#### Exercise instructions
1. In the basketball game report below, how many points did Shaquille O'Neal score?
2. Extend the Lakers–Wizards game report below with a few more sentences that pick up after its final line.

#### Document extract

The Lakers did not succumb easily. After trailing by 19 at halftime -- their largest such deficit of the season -- Los Angeles (53-12) cut Washington's lead to nine by the end of the third quarter and tied, 85-85, with a little under eight minutes left.

But Mitch Richmond, the aging but still able shooting guard, showed what made him an All-Star a few years back. He hit a tough 12-footer with a little over a minute left to give the Wizards a 101-96 lead and later made six straight free throws to help seal the victory for Washington (21-45).

Despite playing the entire fourth quarter with five fouls, Shaquille O'Neal had helped keep the Lakers in the game and finished with a game-high 40 points. But Kobe Bryant, the team's other All-Star, had one of his worst games of the season, seven points on 2-for-10 shooting and six turnovers.

#### Recorded data
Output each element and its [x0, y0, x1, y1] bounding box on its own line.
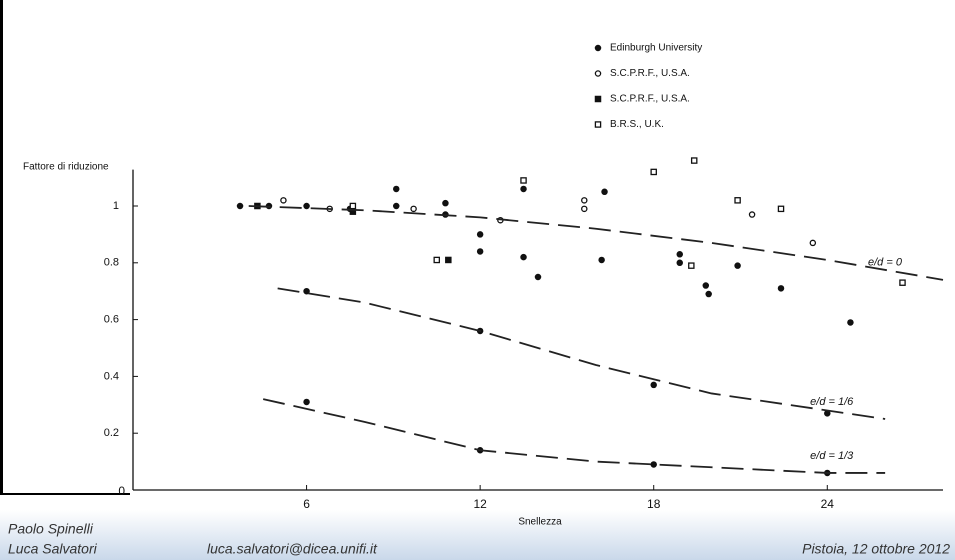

#### Task answers
1. He scored a game-high 40 points.

2.
"I think he ran into a wily, old veteran named Mitch Richmond," Jackson said of Bryant, who sat out most of the third quarter after picking up his fourth foul.

As satisfying a victory it was for Richmond and his teammates, there was also a sense of frustration. How can a team that lost back-to-back games earlier this season to the Chicago Bulls -- the only team in the Eastern Conference with a record worse than Washington's -- beat the NBA's best team?

"It definitely frustrates us," said Richmond, who finished with 32 points, half of them in the final quarter. "We just have to find a way to keep that same intensity."